_TASK PROMPT_
Present every line of the rows below as a Markdown table with the columns Nr and Text, numbering the lines in order and leaving out blank ones.

_MATERIAL SUPPLIED_
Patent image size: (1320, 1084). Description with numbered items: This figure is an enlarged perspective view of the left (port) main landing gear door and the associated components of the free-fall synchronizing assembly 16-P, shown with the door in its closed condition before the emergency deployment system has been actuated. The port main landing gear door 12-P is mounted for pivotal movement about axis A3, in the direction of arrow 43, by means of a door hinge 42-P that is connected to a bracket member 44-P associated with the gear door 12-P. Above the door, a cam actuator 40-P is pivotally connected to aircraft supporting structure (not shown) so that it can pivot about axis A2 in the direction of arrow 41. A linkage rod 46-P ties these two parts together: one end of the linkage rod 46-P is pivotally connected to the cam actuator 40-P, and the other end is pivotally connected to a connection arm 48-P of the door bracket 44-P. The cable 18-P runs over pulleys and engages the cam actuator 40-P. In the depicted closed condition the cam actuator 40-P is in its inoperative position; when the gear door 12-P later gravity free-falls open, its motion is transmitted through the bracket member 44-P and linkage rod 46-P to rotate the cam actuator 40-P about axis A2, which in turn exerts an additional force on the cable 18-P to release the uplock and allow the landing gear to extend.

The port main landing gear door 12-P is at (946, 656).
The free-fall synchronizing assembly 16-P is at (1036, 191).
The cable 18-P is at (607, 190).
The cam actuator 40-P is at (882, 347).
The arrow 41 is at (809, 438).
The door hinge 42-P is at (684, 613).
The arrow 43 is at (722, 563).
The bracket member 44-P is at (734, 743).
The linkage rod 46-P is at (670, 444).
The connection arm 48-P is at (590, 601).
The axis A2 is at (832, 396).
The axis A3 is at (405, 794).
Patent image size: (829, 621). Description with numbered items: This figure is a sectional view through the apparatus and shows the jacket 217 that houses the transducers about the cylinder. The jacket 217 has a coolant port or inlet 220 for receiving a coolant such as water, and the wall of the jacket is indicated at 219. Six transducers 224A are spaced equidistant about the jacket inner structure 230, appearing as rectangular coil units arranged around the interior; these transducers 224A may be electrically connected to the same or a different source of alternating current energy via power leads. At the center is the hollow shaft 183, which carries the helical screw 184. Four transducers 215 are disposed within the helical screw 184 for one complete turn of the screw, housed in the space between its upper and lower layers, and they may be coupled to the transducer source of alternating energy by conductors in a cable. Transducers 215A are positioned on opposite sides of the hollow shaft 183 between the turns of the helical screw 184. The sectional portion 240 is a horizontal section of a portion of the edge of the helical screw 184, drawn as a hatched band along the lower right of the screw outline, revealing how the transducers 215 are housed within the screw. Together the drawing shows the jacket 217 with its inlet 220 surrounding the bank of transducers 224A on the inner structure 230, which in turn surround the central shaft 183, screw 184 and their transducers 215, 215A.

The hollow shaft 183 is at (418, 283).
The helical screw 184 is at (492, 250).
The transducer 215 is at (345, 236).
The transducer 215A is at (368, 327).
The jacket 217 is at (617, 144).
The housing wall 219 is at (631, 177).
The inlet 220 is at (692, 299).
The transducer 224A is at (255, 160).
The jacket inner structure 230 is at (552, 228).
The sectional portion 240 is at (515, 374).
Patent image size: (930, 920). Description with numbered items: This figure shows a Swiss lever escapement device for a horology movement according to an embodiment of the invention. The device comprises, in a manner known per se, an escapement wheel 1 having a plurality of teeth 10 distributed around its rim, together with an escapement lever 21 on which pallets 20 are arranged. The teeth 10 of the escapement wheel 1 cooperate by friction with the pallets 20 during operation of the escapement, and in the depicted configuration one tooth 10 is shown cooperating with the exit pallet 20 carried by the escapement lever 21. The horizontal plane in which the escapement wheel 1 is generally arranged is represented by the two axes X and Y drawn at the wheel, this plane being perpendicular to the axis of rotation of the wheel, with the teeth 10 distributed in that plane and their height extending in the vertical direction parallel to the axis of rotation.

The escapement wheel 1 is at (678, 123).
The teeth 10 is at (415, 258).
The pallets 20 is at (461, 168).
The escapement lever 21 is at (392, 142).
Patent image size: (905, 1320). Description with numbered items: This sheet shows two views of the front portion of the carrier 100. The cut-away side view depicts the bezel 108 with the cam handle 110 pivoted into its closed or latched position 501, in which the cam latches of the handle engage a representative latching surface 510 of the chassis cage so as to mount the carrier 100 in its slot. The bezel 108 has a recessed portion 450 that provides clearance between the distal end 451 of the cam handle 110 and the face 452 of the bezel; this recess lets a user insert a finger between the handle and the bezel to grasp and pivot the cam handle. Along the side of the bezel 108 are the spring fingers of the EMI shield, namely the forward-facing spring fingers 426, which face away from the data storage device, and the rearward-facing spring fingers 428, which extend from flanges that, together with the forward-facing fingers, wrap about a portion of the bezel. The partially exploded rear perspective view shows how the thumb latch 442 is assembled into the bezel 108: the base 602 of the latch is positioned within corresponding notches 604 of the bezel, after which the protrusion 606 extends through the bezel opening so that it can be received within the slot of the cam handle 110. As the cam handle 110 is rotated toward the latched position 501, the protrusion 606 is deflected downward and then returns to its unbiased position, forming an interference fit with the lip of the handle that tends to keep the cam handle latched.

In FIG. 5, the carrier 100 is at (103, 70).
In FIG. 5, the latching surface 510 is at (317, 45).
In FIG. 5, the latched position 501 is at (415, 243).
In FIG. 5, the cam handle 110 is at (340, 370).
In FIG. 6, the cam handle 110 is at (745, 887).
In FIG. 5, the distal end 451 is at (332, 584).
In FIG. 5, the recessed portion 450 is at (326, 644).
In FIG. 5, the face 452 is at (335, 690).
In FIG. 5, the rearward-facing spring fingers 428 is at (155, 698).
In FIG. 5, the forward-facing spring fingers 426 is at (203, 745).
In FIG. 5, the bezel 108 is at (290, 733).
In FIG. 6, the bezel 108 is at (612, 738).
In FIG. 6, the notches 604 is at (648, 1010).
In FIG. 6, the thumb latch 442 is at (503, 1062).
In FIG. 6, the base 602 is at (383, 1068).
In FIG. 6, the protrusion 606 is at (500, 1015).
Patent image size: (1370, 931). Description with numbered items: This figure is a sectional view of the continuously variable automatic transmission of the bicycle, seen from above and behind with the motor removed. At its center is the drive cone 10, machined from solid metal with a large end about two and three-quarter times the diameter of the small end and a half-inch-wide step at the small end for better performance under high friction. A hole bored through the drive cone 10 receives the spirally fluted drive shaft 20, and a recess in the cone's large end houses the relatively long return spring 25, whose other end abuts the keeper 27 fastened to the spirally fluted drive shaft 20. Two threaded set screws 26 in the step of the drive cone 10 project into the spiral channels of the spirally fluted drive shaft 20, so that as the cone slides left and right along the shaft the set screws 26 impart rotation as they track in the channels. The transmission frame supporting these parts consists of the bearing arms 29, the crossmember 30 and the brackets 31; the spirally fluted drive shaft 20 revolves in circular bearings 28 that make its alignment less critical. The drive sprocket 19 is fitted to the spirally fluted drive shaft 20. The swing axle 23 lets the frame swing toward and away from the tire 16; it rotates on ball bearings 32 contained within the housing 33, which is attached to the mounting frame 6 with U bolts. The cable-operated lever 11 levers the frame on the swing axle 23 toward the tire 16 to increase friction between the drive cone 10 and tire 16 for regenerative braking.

_THE RESULT_
| Nr | Text |
|---|---|
| 1 | Patent image size: (1320, 1084). Description with numbered items: This figure is an enlarged perspective view of the left (port) main landing gear door and the associated components of the free-fall synchronizing assembly 16-P, shown with the door in its closed condition before the emergency deployment system has been actuated. The port main landing gear door 12-P is mounted for pivotal movement about axis A3, in the direction of arrow 43, by means of a door hinge 42-P that is connected to a bracket member 44-P associated with the gear door 12-P. Above the door, a cam actuator 40-P is pivotally connected to aircraft supporting structure (not shown) so that it can pivot about axis A2 in the direction of arrow 41. A linkage rod 46-P ties these two parts together: one end of the linkage rod 46-P is pivotally connected to the cam actuator 40-P, and the other end is pivotally connected to a connection arm 48-P of the door bracket 44-P. The cable 18-P runs over pulleys and engages the cam actuator 40-P. In the depicted closed condition the cam actuator 40-P is in its inoperative position; when the gear door 12-P later gravity free-falls open, its motion is transmitted through the bracket member 44-P and linkage rod 46-P to rotate the cam actuator 40-P about axis A2, which in turn exerts an additional force on the cable 18-P to release the uplock and allow the landing gear to extend. |
| 2 | The port main landing gear door 12-P is at (946, 656). |
| 3 | The free-fall synchronizing assembly 16-P is at (1036, 191). |
| 4 | The cable 18-P is at (607, 190). |
| 5 | The cam actuator 40-P is at (882, 347). |
| 6 | The arrow 41 is at (809, 438). |
| 7 | The door hinge 42-P is at (684, 613). |
| 8 | The arrow 43 is at (722, 563). |
| 9 | The bracket member 44-P is at (734, 743). |
| 10 | The linkage rod 46-P is at (670, 444). |
| 11 | The connection arm 48-P is at (590, 601). |
| 12 | The axis A2 is at (832, 396). |
| 13 | The axis A3 is at (405, 794). |
| 14 | Patent image size: (829, 621). Description with numbered items: This figure is a sectional view through the apparatus and shows the jacket 217 that houses the transducers about the cylinder. The jacket 217 has a coolant port or inlet 220 for receiving a coolant such as water, and the wall of the jacket is indicated at 219. Six transducers 224A are spaced equidistant about the jacket inner structure 230, appearing as rectangular coil units arranged around the interior; these transducers 224A may be electrically connected to the same or a different source of alternating current energy via power leads. At the center is the hollow shaft 183, which carries the helical screw 184. Four transducers 215 are disposed within the helical screw 184 for one complete turn of the screw, housed in the space between its upper and lower layers, and they may be coupled to the transducer source of alternating energy by conductors in a cable. Transducers 215A are positioned on opposite sides of the hollow shaft 183 between the turns of the helical screw 184. The sectional portion 240 is a horizontal section of a portion of the edge of the helical screw 184, drawn as a hatched band along the lower right of the screw outline, revealing how the transducers 215 are housed within the screw. Together the drawing shows the jacket 217 with its inlet 220 surrounding the bank of transducers 224A on the inner structure 230, which in turn surround the central shaft 183, screw 184 and their transducers 215, 215A. |
| 15 | The hollow shaft 183 is at (418, 283). |
| 16 | The helical screw 184 is at (492, 250). |
| 17 | The transducer 215 is at (345, 236). |
| 18 | The transducer 215A is at (368, 327). |
| 19 | The jacket 217 is at (617, 144). |
| 20 | The housing wall 219 is at (631, 177). |
| 21 | The inlet 220 is at (692, 299). |
| 22 | The transducer 224A is at (255, 160). |
| 23 | The jacket inner structure 230 is at (552, 228). |
| 24 | The sectional portion 240 is at (515, 374). |
| 25 | Patent image size: (930, 920). Description with numbered items: This figure shows a Swiss lever escapement device for a horology movement according to an embodiment of the invention. The device comprises, in a manner known per se, an escapement wheel 1 having a plurality of teeth 10 distributed around its rim, together with an escapement lever 21 on which pallets 20 are arranged. The teeth 10 of the escapement wheel 1 cooperate by friction with the pallets 20 during operation of the escapement, and in the depicted configuration one tooth 10 is shown cooperating with the exit pallet 20 carried by the escapement lever 21. The horizontal plane in which the escapement wheel 1 is generally arranged is represented by the two axes X and Y drawn at the wheel, this plane being perpendicular to the axis of rotation of the wheel, with the teeth 10 distributed in that plane and their height extending in the vertical direction parallel to the axis of rotation. |
| 26 | The escapement wheel 1 is at (678, 123). |
| 27 | The teeth 10 is at (415, 258). |
| 28 | The pallets 20 is at (461, 168). |
| 29 | The escapement lever 21 is at (392, 142). |
| 30 | Patent image size: (905, 1320). Description with numbered items: This sheet shows two views of the front portion of the carrier 100. The cut-away side view depicts the bezel 108 with the cam handle 110 pivoted into its closed or latched position 501, in which the cam latches of the handle engage a representative latching surface 510 of the chassis cage so as to mount the carrier 100 in its slot. The bezel 108 has a recessed portion 450 that provides clearance between the distal end 451 of the cam handle 110 and the face 452 of the bezel; this recess lets a user insert a finger between the handle and the bezel to grasp and pivot the cam handle. Along the side of the bezel 108 are the spring fingers of the EMI shield, namely the forward-facing spring fingers 426, which face away from the data storage device, and the rearward-facing spring fingers 428, which extend from flanges that, together with the forward-facing fingers, wrap about a portion of the bezel. The partially exploded rear perspective view shows how the thumb latch 442 is assembled into the bezel 108: the base 602 of the latch is positioned within corresponding notches 604 of the bezel, after which the protrusion 606 extends through the bezel opening so that it can be received within the slot of the cam handle 110. As the cam handle 110 is rotated toward the latched position 501, the protrusion 606 is deflected downward and then returns to its unbiased position, forming an interference fit with the lip of the handle that tends to keep the cam handle latched. |
| 31 | In FIG. 5, the carrier 100 is at (103, 70). |
| 32 | In FIG. 5, the latching surface 510 is at (317, 45). |
| 33 | In FIG. 5, the latched position 501 is at (415, 243). |
| 34 | In FIG. 5, the cam handle 110 is at (340, 370). |
| 35 | In FIG. 6, the cam handle 110 is at (745, 887). |
| 36 | In FIG. 5, the distal end 451 is at (332, 584). |
| 37 | In FIG. 5, the recessed portion 450 is at (326, 644). |
| 38 | In FIG. 5, the face 452 is at (335, 690). |
| 39 | In FIG. 5, the rearward-facing spring fingers 428 is at (155, 698). |
| 40 | In FIG. 5, the forward-facing spring fingers 426 is at (203, 745). |
| 41 | In FIG. 5, the bezel 108 is at (290, 733). |
| 42 | In FIG. 6, the bezel 108 is at (612, 738). |
| 43 | In FIG. 6, the notches 604 is at (648, 1010). |
| 44 | In FIG. 6, the thumb latch 442 is at (503, 1062). |
| 45 | In FIG. 6, the base 602 is at (383, 1068). |
| 46 | In FIG. 6, the protrusion 606 is at (500, 1015). |
| 47 | Patent image size: (1370, 931). Description with numbered items: This figure is a sectional view of the continuously variable automatic transmission of the bicycle, seen from above and behind with the motor removed. At its center is the drive cone 10, machined from solid metal with a large end about two and three-quarter times the diameter of the small end and a half-inch-wide step at the small end for better performance under high friction. A hole bored through the drive cone 10 receives the spirally fluted drive shaft 20, and a recess in the cone's large end houses the relatively long return spring 25, whose other end abuts the keeper 27 fastened to the spirally fluted drive shaft 20. Two threaded set screws 26 in the step of the drive cone 10 project into the spiral channels of the spirally fluted drive shaft 20, so that as the cone slides left and right along the shaft the set screws 26 impart rotation as they track in the channels. The transmission frame supporting these parts consists of the bearing arms 29, the crossmember 30 and the brackets 31; the spirally fluted drive shaft 20 revolves in circular bearings 28 that make its alignment less critical. The drive sprocket 19 is fitted to the spirally fluted drive shaft 20. The swing axle 23 lets the frame swing toward and away from the tire 16; it rotates on ball bearings 32 contained within the housing 33, which is attached to the mounting frame 6 with U bolts. The cable-operated lever 11 levers the frame on the swing axle 23 toward the tire 16 to increase friction between the drive cone 10 and tire 16 for regenerative braking. |